╔══

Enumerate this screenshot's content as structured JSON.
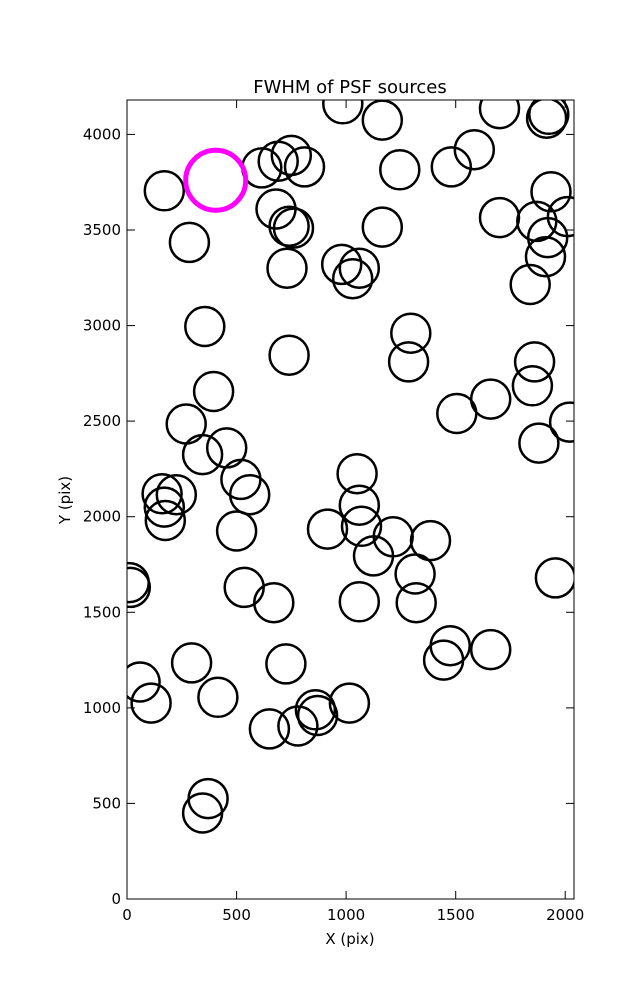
{
  "chart_data": {
    "type": "scatter",
    "title": "FWHM of PSF sources",
    "xlabel": "X (pix)",
    "ylabel": "Y (pix)",
    "xlim": [
      0,
      2040
    ],
    "ylim": [
      0,
      4180
    ],
    "xticks": [
      0,
      500,
      1000,
      1500,
      2000
    ],
    "yticks": [
      0,
      500,
      1000,
      1500,
      2000,
      2500,
      3000,
      3500,
      4000
    ],
    "marker": "open-circle",
    "grid": false,
    "series": [
      {
        "color": "#000000",
        "points": [
          {
            "x": 985,
            "y": 4160
          },
          {
            "x": 1165,
            "y": 4075
          },
          {
            "x": 1700,
            "y": 4135
          },
          {
            "x": 1915,
            "y": 4085
          },
          {
            "x": 1925,
            "y": 4105
          },
          {
            "x": 615,
            "y": 3825
          },
          {
            "x": 690,
            "y": 3860
          },
          {
            "x": 750,
            "y": 3890
          },
          {
            "x": 810,
            "y": 3830
          },
          {
            "x": 1245,
            "y": 3815
          },
          {
            "x": 1480,
            "y": 3830
          },
          {
            "x": 1585,
            "y": 3920
          },
          {
            "x": 170,
            "y": 3705
          },
          {
            "x": 680,
            "y": 3610
          },
          {
            "x": 740,
            "y": 3520
          },
          {
            "x": 760,
            "y": 3510
          },
          {
            "x": 1700,
            "y": 3565
          },
          {
            "x": 1870,
            "y": 3545
          },
          {
            "x": 1935,
            "y": 3700
          },
          {
            "x": 2010,
            "y": 3570
          },
          {
            "x": 1920,
            "y": 3460
          },
          {
            "x": 1910,
            "y": 3360
          },
          {
            "x": 1165,
            "y": 3515
          },
          {
            "x": 285,
            "y": 3435
          },
          {
            "x": 730,
            "y": 3300
          },
          {
            "x": 980,
            "y": 3320
          },
          {
            "x": 1060,
            "y": 3300
          },
          {
            "x": 1030,
            "y": 3245
          },
          {
            "x": 1840,
            "y": 3215
          },
          {
            "x": 355,
            "y": 2995
          },
          {
            "x": 1295,
            "y": 2960
          },
          {
            "x": 1285,
            "y": 2810
          },
          {
            "x": 740,
            "y": 2845
          },
          {
            "x": 1860,
            "y": 2810
          },
          {
            "x": 1850,
            "y": 2685
          },
          {
            "x": 395,
            "y": 2655
          },
          {
            "x": 1660,
            "y": 2615
          },
          {
            "x": 1505,
            "y": 2540
          },
          {
            "x": 2020,
            "y": 2495
          },
          {
            "x": 1880,
            "y": 2385
          },
          {
            "x": 270,
            "y": 2485
          },
          {
            "x": 455,
            "y": 2360
          },
          {
            "x": 345,
            "y": 2325
          },
          {
            "x": 1050,
            "y": 2225
          },
          {
            "x": 520,
            "y": 2195
          },
          {
            "x": 560,
            "y": 2115
          },
          {
            "x": 160,
            "y": 2120
          },
          {
            "x": 225,
            "y": 2115
          },
          {
            "x": 170,
            "y": 2050
          },
          {
            "x": 175,
            "y": 1980
          },
          {
            "x": 1060,
            "y": 2060
          },
          {
            "x": 915,
            "y": 1935
          },
          {
            "x": 1070,
            "y": 1950
          },
          {
            "x": 1215,
            "y": 1895
          },
          {
            "x": 1385,
            "y": 1875
          },
          {
            "x": 500,
            "y": 1925
          },
          {
            "x": 1125,
            "y": 1795
          },
          {
            "x": 1315,
            "y": 1700
          },
          {
            "x": 1955,
            "y": 1680
          },
          {
            "x": 10,
            "y": 1655
          },
          {
            "x": 15,
            "y": 1630
          },
          {
            "x": 535,
            "y": 1630
          },
          {
            "x": 670,
            "y": 1550
          },
          {
            "x": 1060,
            "y": 1555
          },
          {
            "x": 1320,
            "y": 1550
          },
          {
            "x": 1475,
            "y": 1325
          },
          {
            "x": 1445,
            "y": 1250
          },
          {
            "x": 1660,
            "y": 1305
          },
          {
            "x": 295,
            "y": 1235
          },
          {
            "x": 725,
            "y": 1230
          },
          {
            "x": 60,
            "y": 1135
          },
          {
            "x": 110,
            "y": 1025
          },
          {
            "x": 415,
            "y": 1055
          },
          {
            "x": 1015,
            "y": 1025
          },
          {
            "x": 860,
            "y": 990
          },
          {
            "x": 870,
            "y": 960
          },
          {
            "x": 650,
            "y": 890
          },
          {
            "x": 780,
            "y": 905
          },
          {
            "x": 370,
            "y": 525
          },
          {
            "x": 345,
            "y": 450
          }
        ]
      },
      {
        "color": "#ff00ff",
        "points": [
          {
            "x": 405,
            "y": 3760
          }
        ]
      }
    ]
  }
}
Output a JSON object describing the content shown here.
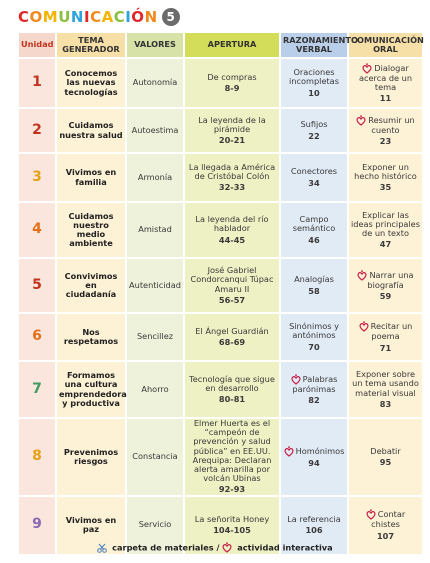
{
  "title": {
    "text": "COMUNICACIÓN",
    "number": "5"
  },
  "headers": {
    "unidad": "Unidad",
    "tema": "TEMA GENERADOR",
    "valores": "VALORES",
    "apertura": "APERTURA",
    "razonamiento": "RAZONAMIENTO VERBAL",
    "comunicacion": "COMUNICACIÓN ORAL"
  },
  "rows": [
    {
      "unidad": "1",
      "tema": "Conocemos las nuevas tecnologías",
      "valor": "Autonomía",
      "apertura": "De compras",
      "apertura_pg": "8-9",
      "razon": "Oraciones incompletas",
      "razon_pg": "10",
      "razon_icon": "",
      "com": "Dialogar acerca de un tema",
      "com_pg": "11",
      "com_icon": "interactive-icon"
    },
    {
      "unidad": "2",
      "tema": "Cuidamos nuestra salud",
      "valor": "Autoestima",
      "apertura": "La leyenda de la pirámide",
      "apertura_pg": "20-21",
      "razon": "Sufijos",
      "razon_pg": "22",
      "razon_icon": "",
      "com": "Resumir un cuento",
      "com_pg": "23",
      "com_icon": "interactive-icon"
    },
    {
      "unidad": "3",
      "tema": "Vivimos en familia",
      "valor": "Armonía",
      "apertura": "La llegada a América de Cristóbal Colón",
      "apertura_pg": "32-33",
      "razon": "Conectores",
      "razon_pg": "34",
      "razon_icon": "",
      "com": "Exponer un hecho histórico",
      "com_pg": "35",
      "com_icon": ""
    },
    {
      "unidad": "4",
      "tema": "Cuidamos nuestro medio ambiente",
      "valor": "Amistad",
      "apertura": "La leyenda del río hablador",
      "apertura_pg": "44-45",
      "razon": "Campo semántico",
      "razon_pg": "46",
      "razon_icon": "",
      "com": "Explicar las ideas principales de un texto",
      "com_pg": "47",
      "com_icon": ""
    },
    {
      "unidad": "5",
      "tema": "Convivimos en ciudadanía",
      "valor": "Autenticidad",
      "apertura": "José Gabriel Condorcanqui Túpac Amaru II",
      "apertura_pg": "56-57",
      "razon": "Analogías",
      "razon_pg": "58",
      "razon_icon": "",
      "com": "Narrar una biografía",
      "com_pg": "59",
      "com_icon": "interactive-icon"
    },
    {
      "unidad": "6",
      "tema": "Nos respetamos",
      "valor": "Sencillez",
      "apertura": "El Ángel Guardián",
      "apertura_pg": "68-69",
      "razon": "Sinónimos y antónimos",
      "razon_pg": "70",
      "razon_icon": "",
      "com": "Recitar un poema",
      "com_pg": "71",
      "com_icon": "interactive-icon"
    },
    {
      "unidad": "7",
      "tema": "Formamos una cultura emprendedora y productiva",
      "valor": "Ahorro",
      "apertura": "Tecnología que sigue en desarrollo",
      "apertura_pg": "80-81",
      "razon": "Palabras parónimas",
      "razon_pg": "82",
      "razon_icon": "interactive-icon",
      "com": "Exponer sobre un tema usando material visual",
      "com_pg": "83",
      "com_icon": ""
    },
    {
      "unidad": "8",
      "tema": "Prevenimos riesgos",
      "valor": "Constancia",
      "apertura": "Elmer Huerta es el “campeón de prevención y salud pública” en EE.UU. Arequipa: Declaran alerta amarilla por volcán Ubinas",
      "apertura_pg": "92-93",
      "razon": "Homónimos",
      "razon_pg": "94",
      "razon_icon": "interactive-icon",
      "com": "Debatir",
      "com_pg": "95",
      "com_icon": ""
    },
    {
      "unidad": "9",
      "tema": "Vivimos en paz",
      "valor": "Servicio",
      "apertura": "La señorita Honey",
      "apertura_pg": "104-105",
      "razon": "La referencia",
      "razon_pg": "106",
      "razon_icon": "",
      "com": "Contar chistes",
      "com_pg": "107",
      "com_icon": "interactive-icon"
    }
  ],
  "legend": {
    "materials": "carpeta de materiales /",
    "interactive": "actividad interactiva"
  },
  "colors": {
    "title_letters": [
      "#e0282a",
      "#f08a1c",
      "#f4b400",
      "#8cbf3f",
      "#2ea3dc",
      "#e0282a",
      "#f08a1c",
      "#f4b400",
      "#8cbf3f",
      "#2ea3dc",
      "#e0282a",
      "#f08a1c"
    ],
    "unit_numbers": [
      "#c2341f",
      "#c2341f",
      "#e3a21a",
      "#e36f1a",
      "#c2341f",
      "#e36f1a",
      "#3f9a5f",
      "#e3a21a",
      "#8a6bb0"
    ]
  }
}
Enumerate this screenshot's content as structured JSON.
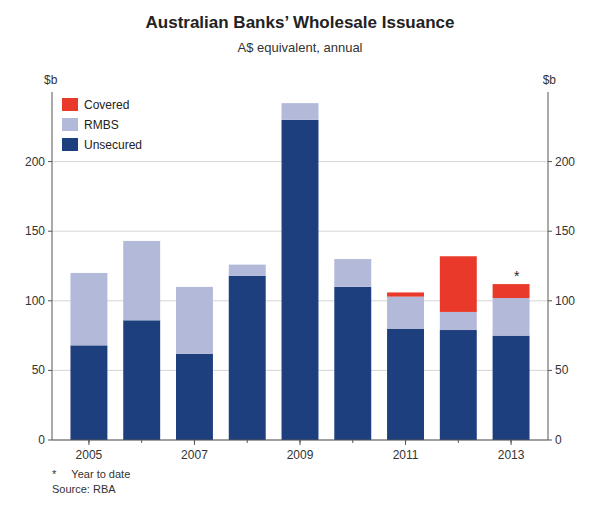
{
  "chart_data": {
    "type": "bar",
    "stacked": true,
    "title": "Australian Banks’ Wholesale Issuance",
    "subtitle": "A$ equivalent, annual",
    "ylabel": "$b",
    "y2label": "$b",
    "footnote": "*     Year to date\nSource: RBA",
    "x": [
      2005,
      2006,
      2007,
      2008,
      2009,
      2010,
      2011,
      2012,
      2013
    ],
    "xlim": [
      2004.3,
      2013.7
    ],
    "xticks": [
      2005,
      2007,
      2009,
      2011,
      2013
    ],
    "series": [
      {
        "name": "Unsecured",
        "color": "#1e3f7e",
        "values": [
          68,
          86,
          62,
          118,
          230,
          110,
          80,
          79,
          75
        ]
      },
      {
        "name": "RMBS",
        "color": "#b3b9d9",
        "values": [
          52,
          57,
          48,
          8,
          12,
          20,
          23,
          13,
          27
        ]
      },
      {
        "name": "Covered",
        "color": "#e8392a",
        "values": [
          0,
          0,
          0,
          0,
          0,
          0,
          3,
          40,
          10
        ]
      }
    ],
    "ylim": [
      0,
      250
    ],
    "yticks": [
      0,
      50,
      100,
      150,
      200
    ],
    "y2lim": [
      0,
      250
    ],
    "y2ticks": [
      0,
      50,
      100,
      150,
      200
    ],
    "grid": true,
    "legend": "upper-left",
    "annotations": [
      {
        "text": "*",
        "x": 2013
      }
    ]
  }
}
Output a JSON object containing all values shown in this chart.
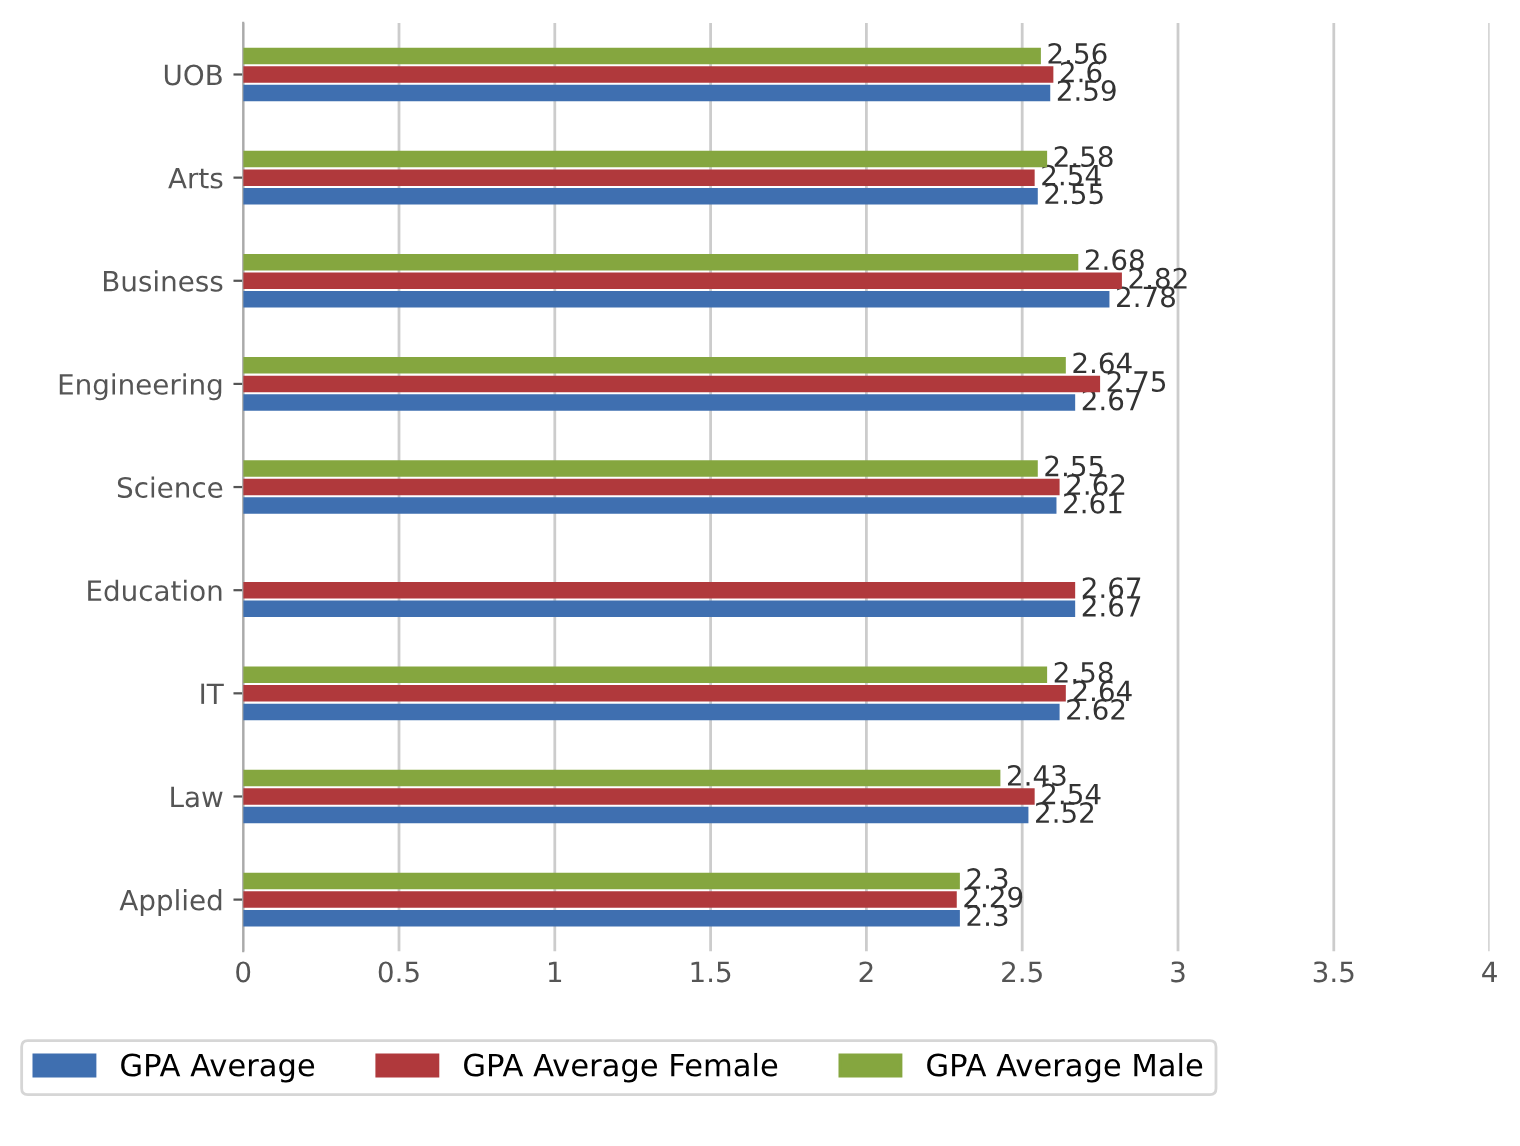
{
  "chart_data": {
    "type": "bar",
    "orientation": "horizontal",
    "categories": [
      "UOB",
      "Arts",
      "Business",
      "Engineering",
      "Science",
      "Education",
      "IT",
      "Law",
      "Applied"
    ],
    "series": [
      {
        "name": "GPA Average",
        "color": "#3f6fb0",
        "values": [
          2.59,
          2.55,
          2.78,
          2.67,
          2.61,
          2.67,
          2.62,
          2.52,
          2.3
        ]
      },
      {
        "name": "GPA Average Female",
        "color": "#b0393c",
        "values": [
          2.6,
          2.54,
          2.82,
          2.75,
          2.62,
          2.67,
          2.64,
          2.54,
          2.29
        ]
      },
      {
        "name": "GPA Average Male",
        "color": "#85a63f",
        "values": [
          2.56,
          2.58,
          2.68,
          2.64,
          2.55,
          null,
          2.58,
          2.43,
          2.3
        ]
      }
    ],
    "xlim": [
      0,
      4
    ],
    "xticks": [
      0,
      0.5,
      1,
      1.5,
      2,
      2.5,
      3,
      3.5,
      4
    ],
    "grid": "x",
    "legend": "bottom",
    "data_labels": true
  }
}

╚══

*TASK:*
Among the entries above, how many lines hold the word "JSON"? Reply with only that number.

*EXPECTED OUTPUT:*
4